** start of EXERCISE MATERIAL **

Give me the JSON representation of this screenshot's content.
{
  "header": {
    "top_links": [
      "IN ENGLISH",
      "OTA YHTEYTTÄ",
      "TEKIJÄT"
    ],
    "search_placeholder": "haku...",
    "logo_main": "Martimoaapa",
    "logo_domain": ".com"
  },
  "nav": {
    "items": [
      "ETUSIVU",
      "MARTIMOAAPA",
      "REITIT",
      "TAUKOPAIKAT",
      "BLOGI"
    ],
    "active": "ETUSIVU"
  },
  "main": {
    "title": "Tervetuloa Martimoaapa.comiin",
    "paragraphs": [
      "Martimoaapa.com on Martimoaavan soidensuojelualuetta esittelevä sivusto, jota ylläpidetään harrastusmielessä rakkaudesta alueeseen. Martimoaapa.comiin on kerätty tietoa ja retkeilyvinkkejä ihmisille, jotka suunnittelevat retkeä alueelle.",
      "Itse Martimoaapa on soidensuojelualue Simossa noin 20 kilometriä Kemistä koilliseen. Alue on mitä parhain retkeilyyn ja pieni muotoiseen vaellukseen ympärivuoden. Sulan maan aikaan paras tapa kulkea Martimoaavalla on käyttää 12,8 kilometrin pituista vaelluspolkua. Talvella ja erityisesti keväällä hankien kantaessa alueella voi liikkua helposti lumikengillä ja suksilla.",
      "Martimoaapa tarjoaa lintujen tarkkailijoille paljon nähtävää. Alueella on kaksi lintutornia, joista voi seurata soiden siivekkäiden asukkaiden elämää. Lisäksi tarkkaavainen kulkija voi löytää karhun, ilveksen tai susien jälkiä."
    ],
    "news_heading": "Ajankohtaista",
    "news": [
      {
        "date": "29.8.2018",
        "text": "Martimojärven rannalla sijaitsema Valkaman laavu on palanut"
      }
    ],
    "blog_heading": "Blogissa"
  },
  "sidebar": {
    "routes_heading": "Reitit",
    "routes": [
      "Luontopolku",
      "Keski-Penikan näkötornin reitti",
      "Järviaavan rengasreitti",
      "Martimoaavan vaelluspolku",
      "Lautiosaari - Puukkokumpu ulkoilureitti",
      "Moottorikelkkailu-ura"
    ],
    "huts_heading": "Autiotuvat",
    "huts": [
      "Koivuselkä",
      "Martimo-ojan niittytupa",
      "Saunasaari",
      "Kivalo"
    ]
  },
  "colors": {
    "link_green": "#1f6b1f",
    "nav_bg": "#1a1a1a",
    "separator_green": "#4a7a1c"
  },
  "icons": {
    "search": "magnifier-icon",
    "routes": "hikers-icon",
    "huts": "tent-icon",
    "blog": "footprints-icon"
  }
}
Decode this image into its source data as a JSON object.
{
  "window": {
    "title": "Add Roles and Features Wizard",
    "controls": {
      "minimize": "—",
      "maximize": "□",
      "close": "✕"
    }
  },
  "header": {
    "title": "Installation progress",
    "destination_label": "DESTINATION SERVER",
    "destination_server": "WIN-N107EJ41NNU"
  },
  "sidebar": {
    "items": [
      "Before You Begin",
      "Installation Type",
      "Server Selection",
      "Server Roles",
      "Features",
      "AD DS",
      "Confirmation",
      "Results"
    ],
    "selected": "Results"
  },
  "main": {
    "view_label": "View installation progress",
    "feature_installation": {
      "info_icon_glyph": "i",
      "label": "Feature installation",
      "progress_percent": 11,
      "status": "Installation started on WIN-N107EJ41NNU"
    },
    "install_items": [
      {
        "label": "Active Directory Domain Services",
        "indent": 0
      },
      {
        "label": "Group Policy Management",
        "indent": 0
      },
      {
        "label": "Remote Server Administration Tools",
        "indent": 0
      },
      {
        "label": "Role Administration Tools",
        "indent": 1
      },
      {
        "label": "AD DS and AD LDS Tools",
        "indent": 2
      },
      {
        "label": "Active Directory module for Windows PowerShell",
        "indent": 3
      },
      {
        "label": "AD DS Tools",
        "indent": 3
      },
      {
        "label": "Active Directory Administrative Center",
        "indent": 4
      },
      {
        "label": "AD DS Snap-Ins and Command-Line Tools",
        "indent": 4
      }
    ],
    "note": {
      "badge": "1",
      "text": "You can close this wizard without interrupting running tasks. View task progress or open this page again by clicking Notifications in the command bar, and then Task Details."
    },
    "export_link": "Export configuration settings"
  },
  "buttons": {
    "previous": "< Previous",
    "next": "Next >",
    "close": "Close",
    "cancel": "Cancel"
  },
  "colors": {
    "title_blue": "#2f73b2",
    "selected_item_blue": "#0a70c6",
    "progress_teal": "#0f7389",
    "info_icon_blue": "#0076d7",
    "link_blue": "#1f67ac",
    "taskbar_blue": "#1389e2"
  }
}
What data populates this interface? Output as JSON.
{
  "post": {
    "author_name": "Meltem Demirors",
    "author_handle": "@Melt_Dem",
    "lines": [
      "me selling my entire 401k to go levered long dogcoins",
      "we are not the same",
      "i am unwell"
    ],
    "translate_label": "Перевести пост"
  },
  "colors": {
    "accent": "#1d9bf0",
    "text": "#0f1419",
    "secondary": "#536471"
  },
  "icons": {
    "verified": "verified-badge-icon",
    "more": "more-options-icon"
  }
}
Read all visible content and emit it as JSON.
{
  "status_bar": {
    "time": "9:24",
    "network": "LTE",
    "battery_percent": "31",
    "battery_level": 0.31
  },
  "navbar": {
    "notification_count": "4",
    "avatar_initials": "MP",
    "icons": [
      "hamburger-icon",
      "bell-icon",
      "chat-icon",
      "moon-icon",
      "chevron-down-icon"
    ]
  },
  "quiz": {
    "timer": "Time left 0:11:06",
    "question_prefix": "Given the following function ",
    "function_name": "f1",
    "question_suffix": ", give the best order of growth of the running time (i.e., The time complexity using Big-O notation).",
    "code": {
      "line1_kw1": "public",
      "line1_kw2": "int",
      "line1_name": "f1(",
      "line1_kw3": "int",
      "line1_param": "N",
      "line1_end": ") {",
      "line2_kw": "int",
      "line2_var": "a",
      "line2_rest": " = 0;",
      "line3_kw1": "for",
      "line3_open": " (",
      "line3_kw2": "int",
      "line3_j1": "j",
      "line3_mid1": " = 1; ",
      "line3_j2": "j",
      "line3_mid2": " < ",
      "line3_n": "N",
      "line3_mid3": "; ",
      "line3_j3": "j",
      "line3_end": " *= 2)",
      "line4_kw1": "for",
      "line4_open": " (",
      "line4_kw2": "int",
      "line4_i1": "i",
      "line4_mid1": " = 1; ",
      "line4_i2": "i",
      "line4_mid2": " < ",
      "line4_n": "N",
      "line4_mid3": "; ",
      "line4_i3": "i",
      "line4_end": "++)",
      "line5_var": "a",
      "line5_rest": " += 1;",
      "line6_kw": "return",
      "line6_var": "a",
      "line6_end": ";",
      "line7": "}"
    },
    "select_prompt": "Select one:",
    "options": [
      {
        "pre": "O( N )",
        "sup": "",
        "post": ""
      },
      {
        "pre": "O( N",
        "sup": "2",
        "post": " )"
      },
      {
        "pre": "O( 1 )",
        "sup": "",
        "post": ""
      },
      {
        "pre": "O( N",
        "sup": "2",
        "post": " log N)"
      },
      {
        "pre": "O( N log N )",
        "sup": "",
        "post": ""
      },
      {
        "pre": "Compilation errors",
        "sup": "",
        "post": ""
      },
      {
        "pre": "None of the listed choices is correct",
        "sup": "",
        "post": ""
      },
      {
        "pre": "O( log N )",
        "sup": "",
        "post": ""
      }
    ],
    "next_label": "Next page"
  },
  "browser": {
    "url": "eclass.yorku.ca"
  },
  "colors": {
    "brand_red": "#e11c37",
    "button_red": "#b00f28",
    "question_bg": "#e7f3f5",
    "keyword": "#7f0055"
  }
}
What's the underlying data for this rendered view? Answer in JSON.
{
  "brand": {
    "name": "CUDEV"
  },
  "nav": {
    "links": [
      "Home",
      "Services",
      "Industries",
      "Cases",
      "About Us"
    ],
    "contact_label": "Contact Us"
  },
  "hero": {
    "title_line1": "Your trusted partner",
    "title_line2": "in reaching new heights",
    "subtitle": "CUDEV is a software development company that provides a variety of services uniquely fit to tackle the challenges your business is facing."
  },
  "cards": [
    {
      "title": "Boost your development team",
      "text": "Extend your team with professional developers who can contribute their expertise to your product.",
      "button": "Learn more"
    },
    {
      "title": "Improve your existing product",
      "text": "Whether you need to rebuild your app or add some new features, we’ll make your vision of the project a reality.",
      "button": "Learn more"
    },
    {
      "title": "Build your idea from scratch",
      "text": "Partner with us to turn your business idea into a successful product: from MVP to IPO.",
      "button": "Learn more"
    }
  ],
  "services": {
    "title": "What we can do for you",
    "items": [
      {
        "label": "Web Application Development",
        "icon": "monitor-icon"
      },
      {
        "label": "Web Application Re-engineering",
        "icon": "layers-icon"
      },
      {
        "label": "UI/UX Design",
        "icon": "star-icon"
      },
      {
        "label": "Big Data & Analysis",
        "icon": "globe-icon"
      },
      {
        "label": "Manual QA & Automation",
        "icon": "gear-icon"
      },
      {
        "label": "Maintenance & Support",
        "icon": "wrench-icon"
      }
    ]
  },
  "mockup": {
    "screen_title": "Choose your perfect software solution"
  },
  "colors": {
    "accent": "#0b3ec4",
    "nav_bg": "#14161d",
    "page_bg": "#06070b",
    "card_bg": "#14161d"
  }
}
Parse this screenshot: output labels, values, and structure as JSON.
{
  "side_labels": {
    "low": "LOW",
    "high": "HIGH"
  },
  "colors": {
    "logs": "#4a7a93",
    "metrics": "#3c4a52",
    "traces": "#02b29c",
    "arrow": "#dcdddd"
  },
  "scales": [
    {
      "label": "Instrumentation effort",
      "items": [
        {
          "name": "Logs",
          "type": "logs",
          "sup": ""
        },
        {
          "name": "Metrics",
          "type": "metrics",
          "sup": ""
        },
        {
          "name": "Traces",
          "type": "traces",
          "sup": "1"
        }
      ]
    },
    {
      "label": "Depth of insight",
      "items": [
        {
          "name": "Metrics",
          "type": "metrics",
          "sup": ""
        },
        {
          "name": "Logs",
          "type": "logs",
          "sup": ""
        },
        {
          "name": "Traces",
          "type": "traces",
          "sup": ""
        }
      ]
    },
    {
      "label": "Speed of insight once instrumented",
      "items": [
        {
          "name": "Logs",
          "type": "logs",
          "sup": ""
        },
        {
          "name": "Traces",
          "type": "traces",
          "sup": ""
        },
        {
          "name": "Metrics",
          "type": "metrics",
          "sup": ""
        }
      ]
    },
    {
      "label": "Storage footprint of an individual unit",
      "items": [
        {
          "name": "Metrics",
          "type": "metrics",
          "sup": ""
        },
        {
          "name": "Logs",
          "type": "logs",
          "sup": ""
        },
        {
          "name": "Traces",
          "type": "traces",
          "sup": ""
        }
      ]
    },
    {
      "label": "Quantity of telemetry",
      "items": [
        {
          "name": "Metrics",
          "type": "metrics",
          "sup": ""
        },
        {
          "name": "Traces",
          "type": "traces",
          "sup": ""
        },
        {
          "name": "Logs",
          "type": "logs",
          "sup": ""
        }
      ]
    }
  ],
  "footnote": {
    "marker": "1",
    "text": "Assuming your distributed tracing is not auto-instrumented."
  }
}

** end of EXERCISE MATERIAL **

Take each line of the material that contains the word "product" and list it.

SOLUTION TO THIS TASK:
      "text": "Extend your team with professional developers who can contribute their expertise to your product.",
      "title": "Improve your existing product",
      "text": "Partner with us to turn your business idea into a successful product: from MVP to IPO.",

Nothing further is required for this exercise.